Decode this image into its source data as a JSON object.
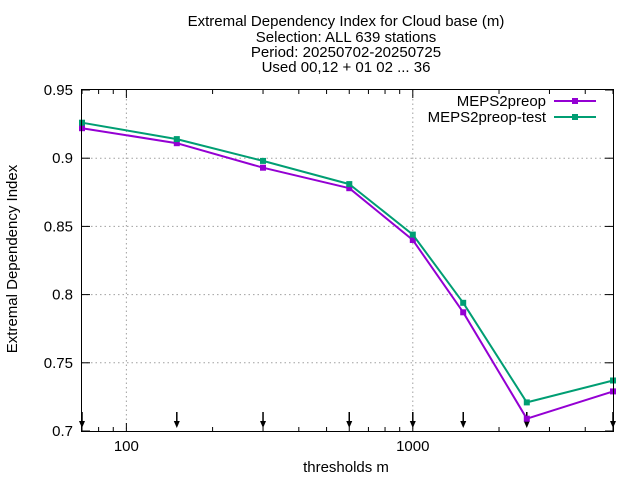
{
  "chart_data": {
    "type": "line",
    "title": [
      "Extremal Dependency Index  for Cloud base (m)",
      "Selection: ALL    639 stations",
      "Period: 20250702-20250725",
      "Used 00,12 + 01 02 ... 36"
    ],
    "xlabel": "thresholds m",
    "ylabel": "Extremal Dependency Index",
    "x_scale": "log",
    "xlim": [
      70,
      5000
    ],
    "ylim": [
      0.7,
      0.95
    ],
    "x_ticks": [
      100,
      1000
    ],
    "x_tick_labels": [
      "100",
      "1000"
    ],
    "y_ticks": [
      0.7,
      0.75,
      0.8,
      0.85,
      0.9,
      0.95
    ],
    "y_tick_labels": [
      "0.7",
      "0.75",
      "0.8",
      "0.85",
      "0.9",
      "0.95"
    ],
    "grid": true,
    "legend_position": "top-right",
    "markers_on_axis_x": [
      70,
      150,
      300,
      600,
      1000,
      1500,
      2500,
      5000
    ],
    "series": [
      {
        "name": "MEPS2preop",
        "color": "#9400d3",
        "x": [
          70,
          150,
          300,
          600,
          1000,
          1500,
          2500,
          5000
        ],
        "values": [
          0.922,
          0.911,
          0.893,
          0.878,
          0.84,
          0.787,
          0.709,
          0.729
        ]
      },
      {
        "name": "MEPS2preop-test",
        "color": "#009e73",
        "x": [
          70,
          150,
          300,
          600,
          1000,
          1500,
          2500,
          5000
        ],
        "values": [
          0.926,
          0.914,
          0.898,
          0.881,
          0.844,
          0.794,
          0.721,
          0.737
        ]
      }
    ]
  }
}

• _Work required_
From the entries above, extract each line containing "name".

• _Solution_
        "name": "MEPS2preop",
        "name": "MEPS2preop-test",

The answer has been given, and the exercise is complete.